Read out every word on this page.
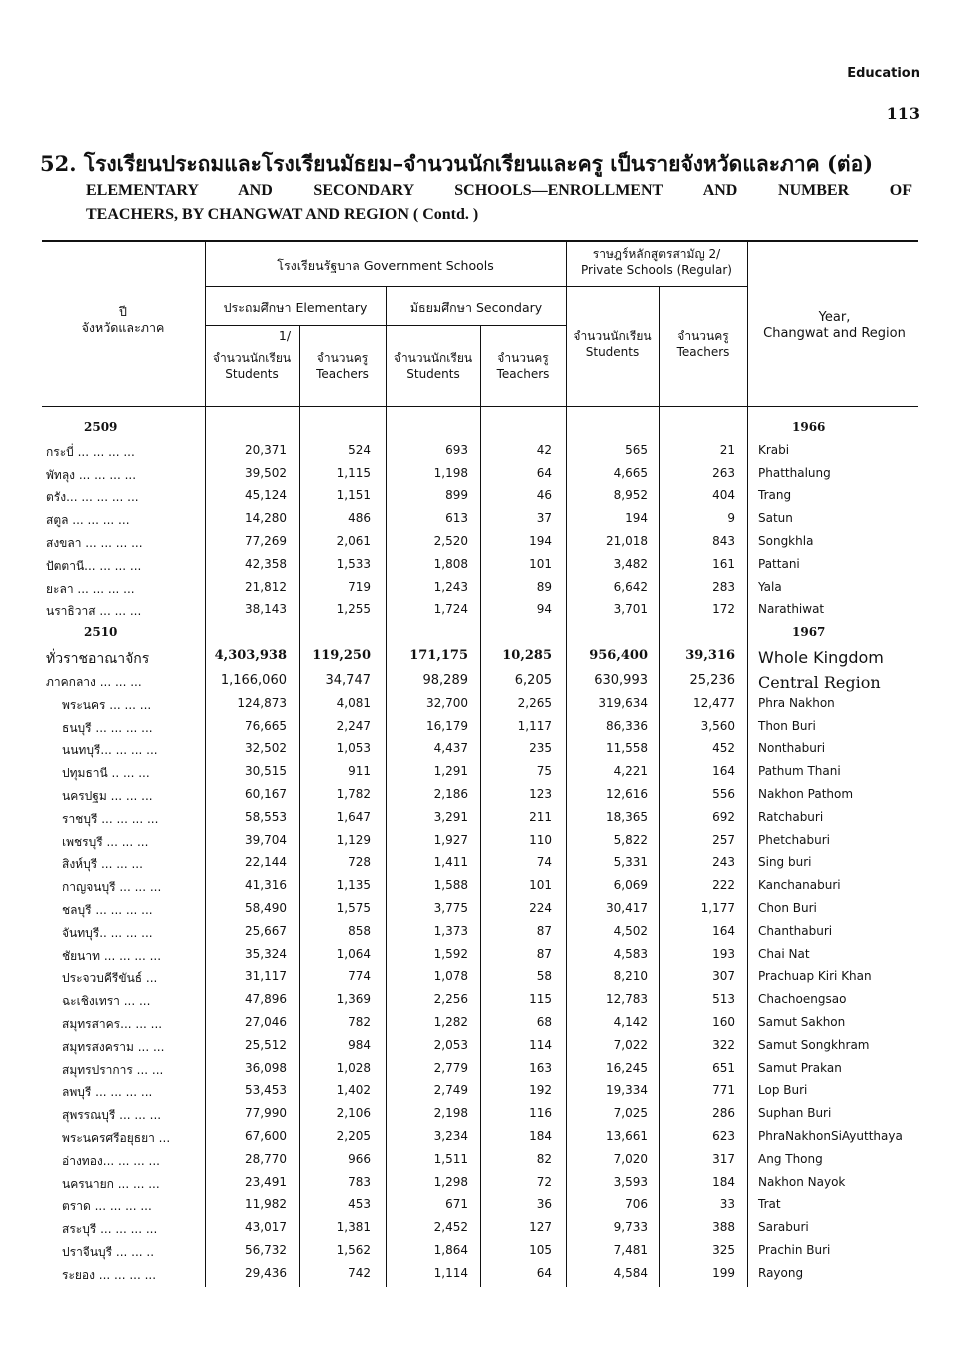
Education
113
52. โรงเรียนประถมและโรงเรียนมัธยม–จำนวนนักเรียนและครู เป็นรายจังหวัดและภาค (ต่อ)
ELEMENTARY AND SECONDARY SCHOOLS—ENROLLMENT AND NUMBER OF
TEACHERS, BY CHANGWAT AND REGION ( Contd. )
ปี
จังหวัดและภาค
โรงเรียนรัฐบาล Government Schools
ราษฎร์หลักสูตรสามัญ 2/
Private Schools (Regular)
ประถมศึกษา Elementary	มัธยมศึกษา Secondary
1/
จำนวนนักเรียน
Students
จำนวนครู
Teachers
จำนวนนักเรียน
Students
จำนวนครู
Teachers
จำนวนนักเรียน
Students
จำนวนครู
Teachers
Year,
Changwat and Region
2509	1966
กระบี่ ... ... ... ...	20,371	524	693	42	565	21 Krabi
พัทลุง ... ... ... ...	39,502	1,115	1,198	64	4,665	263 Phatthalung
ตรัง... ... ... ... ...	45,124	1,151	899	46	8,952	404 Trang
สตูล ... ... ... ...	14,280	486	613	37	194	9 Satun
สงขลา ... ... ... ...	77,269	2,061	2,520	194	21,018	843 Songkhla
ปัตตานี... ... ... ...	42,358	1,533	1,808	101	3,482	161 Pattani
ยะลา ... ... ... ...	21,812	719	1,243	89	6,642	283 Yala
นราธิวาส ... ... ...	38,143	1,255	1,724	94	3,701	172 Narathiwat
2510	1967
ทั่วราชอาณาจักร	4,303,938	119,250	171,175	10,285	956,400	39,316 Whole Kingdom
ภาคกลาง ... ... ...	1,166,060	34,747	98,289	6,205	630,993	25,236 Central Region
พระนคร ... ... ...	124,873	4,081	32,700	2,265	319,634	12,477 Phra Nakhon
ธนบุรี ... ... ... ...	76,665	2,247	16,179	1,117	86,336	3,560 Thon Buri
นนทบุรี... ... ... ...	32,502	1,053	4,437	235	11,558	452 Nonthaburi
ปทุมธานี .. ... ...	30,515	911	1,291	75	4,221	164 Pathum Thani
นครปฐม ... ... ...	60,167	1,782	2,186	123	12,616	556 Nakhon Pathom
ราชบุรี ... ... ... ...	58,553	1,647	3,291	211	18,365	692 Ratchaburi
เพชรบุรี ... ... ...	39,704	1,129	1,927	110	5,822	257 Phetchaburi
สิงห์บุรี ... ... ...	22,144	728	1,411	74	5,331	243 Sing buri
กาญจนบุรี ... ... ...	41,316	1,135	1,588	101	6,069	222 Kanchanaburi
ชลบุรี ... ... ... ...	58,490	1,575	3,775	224	30,417	1,177 Chon Buri
จันทบุรี.. ... ... ...	25,667	858	1,373	87	4,502	164 Chanthaburi
ชัยนาท ... ... ... ...	35,324	1,064	1,592	87	4,583	193 Chai Nat
ประจวบคีรีขันธ์ ...	31,117	774	1,078	58	8,210	307 Prachuap Kiri Khan
ฉะเชิงเทรา ... ...	47,896	1,369	2,256	115	12,783	513 Chachoengsao
สมุทรสาคร... ... ...	27,046	782	1,282	68	4,142	160 Samut Sakhon
สมุทรสงคราม ... ...	25,512	984	2,053	114	7,022	322 Samut Songkhram
สมุทรปราการ ... ...	36,098	1,028	2,779	163	16,245	651 Samut Prakan
ลพบุรี ... ... ... ...	53,453	1,402	2,749	192	19,334	771 Lop Buri
สุพรรณบุรี ... ... ...	77,990	2,106	2,198	116	7,025	286 Suphan Buri
พระนครศรีอยุธยา ...	67,600	2,205	3,234	184	13,661	623 PhraNakhonSiAyutthaya
อ่างทอง... ... ... ...	28,770	966	1,511	82	7,020	317 Ang Thong
นครนายก ... ... ...	23,491	783	1,298	72	3,593	184 Nakhon Nayok
ตราด ... ... ... ...	11,982	453	671	36	706	33 Trat
สระบุรี ... ... ... ...	43,017	1,381	2,452	127	9,733	388 Saraburi
ปราจีนบุรี ... ... ..	56,732	1,562	1,864	105	7,481	325 Prachin Buri
ระยอง ... ... ... ...	29,436	742	1,114	64	4,584	199 Rayong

★ ★ ★ ★ ★ ★ ★

Lines containing the string "โรงเร" are to be selected and copied.

52. โรงเรียนประถมและโรงเรียนมัธยม–จำนวนนักเรียนและครู เป็นรายจังหวัดและภาค (ต่อ)
โรงเรียนรัฐบาล Government Schools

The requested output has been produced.